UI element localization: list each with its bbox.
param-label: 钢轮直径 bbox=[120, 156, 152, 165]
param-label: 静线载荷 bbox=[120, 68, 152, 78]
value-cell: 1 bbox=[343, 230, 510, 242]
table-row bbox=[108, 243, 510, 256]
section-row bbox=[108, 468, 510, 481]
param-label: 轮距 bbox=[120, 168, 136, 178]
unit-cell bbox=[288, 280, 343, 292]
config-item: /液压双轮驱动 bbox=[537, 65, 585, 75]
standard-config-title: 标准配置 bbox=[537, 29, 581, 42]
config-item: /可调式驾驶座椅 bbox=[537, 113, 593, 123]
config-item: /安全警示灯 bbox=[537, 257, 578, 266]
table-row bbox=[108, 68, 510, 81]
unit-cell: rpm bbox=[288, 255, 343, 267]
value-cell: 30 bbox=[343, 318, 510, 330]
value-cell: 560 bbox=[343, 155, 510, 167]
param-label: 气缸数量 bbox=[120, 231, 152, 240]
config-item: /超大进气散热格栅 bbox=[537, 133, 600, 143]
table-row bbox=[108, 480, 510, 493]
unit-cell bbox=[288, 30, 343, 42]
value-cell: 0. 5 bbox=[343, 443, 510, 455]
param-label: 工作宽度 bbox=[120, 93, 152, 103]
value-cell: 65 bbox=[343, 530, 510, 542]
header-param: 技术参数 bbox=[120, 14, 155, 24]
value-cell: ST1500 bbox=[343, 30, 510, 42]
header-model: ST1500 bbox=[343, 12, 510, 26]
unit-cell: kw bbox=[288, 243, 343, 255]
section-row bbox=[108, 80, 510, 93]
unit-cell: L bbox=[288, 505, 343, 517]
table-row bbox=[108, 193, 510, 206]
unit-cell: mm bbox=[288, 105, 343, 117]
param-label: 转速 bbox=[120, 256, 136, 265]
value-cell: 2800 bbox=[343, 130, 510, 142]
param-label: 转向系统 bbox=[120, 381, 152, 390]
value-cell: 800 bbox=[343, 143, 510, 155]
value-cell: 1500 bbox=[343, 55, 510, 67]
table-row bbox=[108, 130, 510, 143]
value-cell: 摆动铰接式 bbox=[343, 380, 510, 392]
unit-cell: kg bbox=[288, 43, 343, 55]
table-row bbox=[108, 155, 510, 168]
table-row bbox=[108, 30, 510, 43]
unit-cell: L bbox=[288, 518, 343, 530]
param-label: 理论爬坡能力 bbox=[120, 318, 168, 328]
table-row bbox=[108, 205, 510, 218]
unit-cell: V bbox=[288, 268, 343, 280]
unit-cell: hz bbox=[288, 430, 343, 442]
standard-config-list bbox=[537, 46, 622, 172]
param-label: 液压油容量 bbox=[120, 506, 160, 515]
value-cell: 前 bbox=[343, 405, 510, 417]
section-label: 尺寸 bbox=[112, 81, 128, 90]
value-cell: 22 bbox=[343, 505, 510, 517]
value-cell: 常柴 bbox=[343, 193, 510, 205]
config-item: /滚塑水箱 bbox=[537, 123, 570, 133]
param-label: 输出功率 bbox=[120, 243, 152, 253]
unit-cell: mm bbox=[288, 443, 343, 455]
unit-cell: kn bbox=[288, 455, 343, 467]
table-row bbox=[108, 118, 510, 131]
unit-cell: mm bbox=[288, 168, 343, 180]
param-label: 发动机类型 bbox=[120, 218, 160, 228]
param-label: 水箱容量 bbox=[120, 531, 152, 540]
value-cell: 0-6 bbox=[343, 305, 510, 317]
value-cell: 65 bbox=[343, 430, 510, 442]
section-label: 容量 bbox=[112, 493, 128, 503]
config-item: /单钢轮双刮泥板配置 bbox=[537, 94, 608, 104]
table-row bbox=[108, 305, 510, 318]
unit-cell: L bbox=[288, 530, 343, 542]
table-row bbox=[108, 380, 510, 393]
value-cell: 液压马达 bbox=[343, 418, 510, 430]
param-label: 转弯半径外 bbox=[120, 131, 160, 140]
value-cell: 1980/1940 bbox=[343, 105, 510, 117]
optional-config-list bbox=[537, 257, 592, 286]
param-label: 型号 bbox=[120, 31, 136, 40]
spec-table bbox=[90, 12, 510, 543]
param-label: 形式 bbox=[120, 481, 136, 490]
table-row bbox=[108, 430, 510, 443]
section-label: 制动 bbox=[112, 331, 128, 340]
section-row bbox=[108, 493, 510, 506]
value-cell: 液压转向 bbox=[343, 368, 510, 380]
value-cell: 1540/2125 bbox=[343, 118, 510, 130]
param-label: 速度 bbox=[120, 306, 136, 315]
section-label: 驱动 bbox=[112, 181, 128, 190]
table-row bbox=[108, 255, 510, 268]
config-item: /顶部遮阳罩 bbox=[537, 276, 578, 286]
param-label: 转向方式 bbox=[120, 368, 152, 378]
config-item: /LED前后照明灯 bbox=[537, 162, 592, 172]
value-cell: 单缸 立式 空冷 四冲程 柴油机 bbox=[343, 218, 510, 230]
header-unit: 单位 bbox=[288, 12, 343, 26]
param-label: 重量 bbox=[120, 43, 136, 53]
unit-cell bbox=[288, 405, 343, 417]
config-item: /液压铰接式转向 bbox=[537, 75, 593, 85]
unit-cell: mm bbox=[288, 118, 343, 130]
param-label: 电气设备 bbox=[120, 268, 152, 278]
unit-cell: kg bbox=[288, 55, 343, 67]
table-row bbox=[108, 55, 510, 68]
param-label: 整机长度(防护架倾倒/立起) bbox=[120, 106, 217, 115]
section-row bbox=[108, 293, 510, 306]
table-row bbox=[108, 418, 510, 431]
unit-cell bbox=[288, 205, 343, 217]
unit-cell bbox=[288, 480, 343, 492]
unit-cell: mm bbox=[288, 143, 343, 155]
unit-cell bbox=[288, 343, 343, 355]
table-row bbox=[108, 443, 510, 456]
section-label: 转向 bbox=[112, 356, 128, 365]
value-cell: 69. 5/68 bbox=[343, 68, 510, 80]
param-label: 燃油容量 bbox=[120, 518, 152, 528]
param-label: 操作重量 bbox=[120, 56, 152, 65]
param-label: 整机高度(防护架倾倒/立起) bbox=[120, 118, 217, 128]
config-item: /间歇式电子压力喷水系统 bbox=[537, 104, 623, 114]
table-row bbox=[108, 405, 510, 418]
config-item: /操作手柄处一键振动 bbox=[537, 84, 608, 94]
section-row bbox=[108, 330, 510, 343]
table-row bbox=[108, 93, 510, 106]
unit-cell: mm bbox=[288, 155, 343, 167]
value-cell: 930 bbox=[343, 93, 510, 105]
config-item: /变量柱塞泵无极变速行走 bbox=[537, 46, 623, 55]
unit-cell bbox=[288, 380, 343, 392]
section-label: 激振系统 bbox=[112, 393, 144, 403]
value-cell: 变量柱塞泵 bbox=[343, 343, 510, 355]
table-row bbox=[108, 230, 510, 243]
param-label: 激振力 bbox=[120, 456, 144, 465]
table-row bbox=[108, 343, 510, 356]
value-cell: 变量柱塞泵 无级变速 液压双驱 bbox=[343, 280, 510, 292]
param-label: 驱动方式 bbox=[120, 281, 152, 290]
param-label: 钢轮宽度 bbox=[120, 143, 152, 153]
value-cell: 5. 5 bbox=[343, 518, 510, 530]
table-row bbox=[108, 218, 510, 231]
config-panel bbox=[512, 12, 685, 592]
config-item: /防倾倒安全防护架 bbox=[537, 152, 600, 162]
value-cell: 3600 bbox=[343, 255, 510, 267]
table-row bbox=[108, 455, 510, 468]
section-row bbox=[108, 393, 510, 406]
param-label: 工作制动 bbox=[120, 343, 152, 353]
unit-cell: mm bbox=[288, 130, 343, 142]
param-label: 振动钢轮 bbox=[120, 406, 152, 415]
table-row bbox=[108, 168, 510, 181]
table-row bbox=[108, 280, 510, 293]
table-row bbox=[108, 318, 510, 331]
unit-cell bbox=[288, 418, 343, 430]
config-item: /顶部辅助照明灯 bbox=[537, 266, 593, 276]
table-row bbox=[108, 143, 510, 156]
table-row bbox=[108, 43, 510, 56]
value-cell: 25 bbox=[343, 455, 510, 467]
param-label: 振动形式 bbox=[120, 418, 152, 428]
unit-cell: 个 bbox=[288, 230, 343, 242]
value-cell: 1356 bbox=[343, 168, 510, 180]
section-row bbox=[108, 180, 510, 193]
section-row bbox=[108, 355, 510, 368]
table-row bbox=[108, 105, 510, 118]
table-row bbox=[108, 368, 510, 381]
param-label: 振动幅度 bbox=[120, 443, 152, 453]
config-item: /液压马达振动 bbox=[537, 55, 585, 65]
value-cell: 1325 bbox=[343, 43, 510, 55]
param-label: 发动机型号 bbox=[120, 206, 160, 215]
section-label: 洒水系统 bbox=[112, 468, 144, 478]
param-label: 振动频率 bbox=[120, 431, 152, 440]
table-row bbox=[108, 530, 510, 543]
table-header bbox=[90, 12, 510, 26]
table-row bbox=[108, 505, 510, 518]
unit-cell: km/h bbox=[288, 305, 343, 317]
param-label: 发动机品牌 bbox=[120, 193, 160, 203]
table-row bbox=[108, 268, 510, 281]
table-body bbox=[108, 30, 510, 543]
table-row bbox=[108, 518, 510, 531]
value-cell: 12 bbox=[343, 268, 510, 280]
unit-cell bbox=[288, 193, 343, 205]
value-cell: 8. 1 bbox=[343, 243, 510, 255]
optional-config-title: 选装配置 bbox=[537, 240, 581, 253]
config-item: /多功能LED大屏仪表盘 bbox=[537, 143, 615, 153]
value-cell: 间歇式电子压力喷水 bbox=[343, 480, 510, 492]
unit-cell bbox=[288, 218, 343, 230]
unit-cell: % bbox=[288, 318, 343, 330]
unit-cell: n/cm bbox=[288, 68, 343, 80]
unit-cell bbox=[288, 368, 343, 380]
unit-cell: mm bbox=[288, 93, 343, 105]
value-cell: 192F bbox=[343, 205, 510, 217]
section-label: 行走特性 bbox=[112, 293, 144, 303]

| GIVEN TASK |
Swap "param-label" for "field-label" in the records, starting at the first line and ending at the line with "config-item: /液压双轮驱动 bbox=[537, 65, 585, 75]". Give back only those lines, with nothing else changed.

| EXERCISE OUTPUT |
UI element localization: list each with its bbox.
field-label: 钢轮直径 bbox=[120, 156, 152, 165]
field-label: 静线载荷 bbox=[120, 68, 152, 78]
value-cell: 1 bbox=[343, 230, 510, 242]
table-row bbox=[108, 243, 510, 256]
section-row bbox=[108, 468, 510, 481]
field-label: 轮距 bbox=[120, 168, 136, 178]
unit-cell bbox=[288, 280, 343, 292]
config-item: /液压双轮驱动 bbox=[537, 65, 585, 75]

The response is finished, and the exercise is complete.